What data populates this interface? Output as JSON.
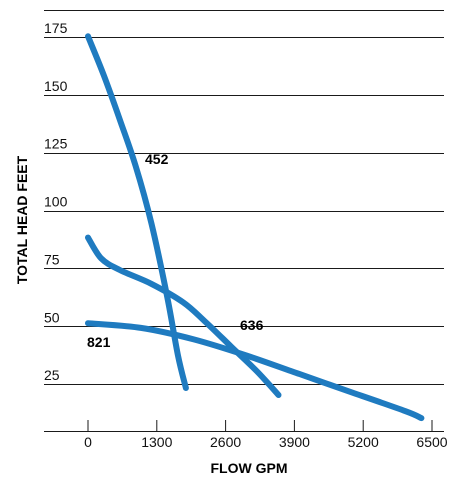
{
  "chart_data": {
    "type": "line",
    "title": "",
    "xlabel": "FLOW GPM",
    "ylabel": "TOTAL HEAD FEET",
    "xlim": [
      -800,
      6500
    ],
    "ylim": [
      0,
      180
    ],
    "x_ticks": [
      0,
      1300,
      2600,
      3900,
      5200,
      6500
    ],
    "x_tick_labels": [
      "0",
      "1300",
      "2600",
      "3900",
      "5200",
      "6500"
    ],
    "y_ticks": [
      25,
      50,
      75,
      100,
      125,
      150,
      175
    ],
    "y_tick_labels": [
      "25",
      "50",
      "75",
      "100",
      "125",
      "150",
      "175"
    ],
    "grid": "horizontal",
    "line_color": "#1f7bc0",
    "series": [
      {
        "name": "452",
        "points": [
          [
            0,
            171
          ],
          [
            300,
            154
          ],
          [
            600,
            135
          ],
          [
            900,
            115
          ],
          [
            1200,
            90
          ],
          [
            1500,
            58
          ],
          [
            1700,
            33
          ],
          [
            1850,
            19
          ]
        ]
      },
      {
        "name": "636",
        "points": [
          [
            0,
            84
          ],
          [
            250,
            75
          ],
          [
            600,
            70
          ],
          [
            1200,
            64
          ],
          [
            1800,
            56
          ],
          [
            2200,
            48
          ],
          [
            2700,
            37
          ],
          [
            3200,
            26
          ],
          [
            3600,
            16
          ]
        ]
      },
      {
        "name": "821",
        "points": [
          [
            0,
            47
          ],
          [
            1000,
            45
          ],
          [
            2000,
            40
          ],
          [
            3000,
            33
          ],
          [
            4000,
            25
          ],
          [
            5000,
            17
          ],
          [
            6000,
            9
          ],
          [
            6300,
            6
          ]
        ]
      }
    ]
  }
}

= = = = =

- EXERCISE:
Would you mind returning each entry above word for word, skipping the images?

- SOLUTION TO THIS TASK:
What data populates this interface? Output as JSON.
{
  "chart_data": {
    "type": "line",
    "title": "",
    "xlabel": "FLOW GPM",
    "ylabel": "TOTAL HEAD FEET",
    "xlim": [
      -800,
      6500
    ],
    "ylim": [
      0,
      180
    ],
    "x_ticks": [
      0,
      1300,
      2600,
      3900,
      5200,
      6500
    ],
    "x_tick_labels": [
      "0",
      "1300",
      "2600",
      "3900",
      "5200",
      "6500"
    ],
    "y_ticks": [
      25,
      50,
      75,
      100,
      125,
      150,
      175
    ],
    "y_tick_labels": [
      "25",
      "50",
      "75",
      "100",
      "125",
      "150",
      "175"
    ],
    "grid": "horizontal",
    "line_color": "#1f7bc0",
    "series": [
      {
        "name": "452",
        "points": [
          [
            0,
            171
          ],
          [
            300,
            154
          ],
          [
            600,
            135
          ],
          [
            900,
            115
          ],
          [
            1200,
            90
          ],
          [
            1500,
            58
          ],
          [
            1700,
            33
          ],
          [
            1850,
            19
          ]
        ]
      },
      {
        "name": "636",
        "points": [
          [
            0,
            84
          ],
          [
            250,
            75
          ],
          [
            600,
            70
          ],
          [
            1200,
            64
          ],
          [
            1800,
            56
          ],
          [
            2200,
            48
          ],
          [
            2700,
            37
          ],
          [
            3200,
            26
          ],
          [
            3600,
            16
          ]
        ]
      },
      {
        "name": "821",
        "points": [
          [
            0,
            47
          ],
          [
            1000,
            45
          ],
          [
            2000,
            40
          ],
          [
            3000,
            33
          ],
          [
            4000,
            25
          ],
          [
            5000,
            17
          ],
          [
            6000,
            9
          ],
          [
            6300,
            6
          ]
        ]
      }
    ]
  }
}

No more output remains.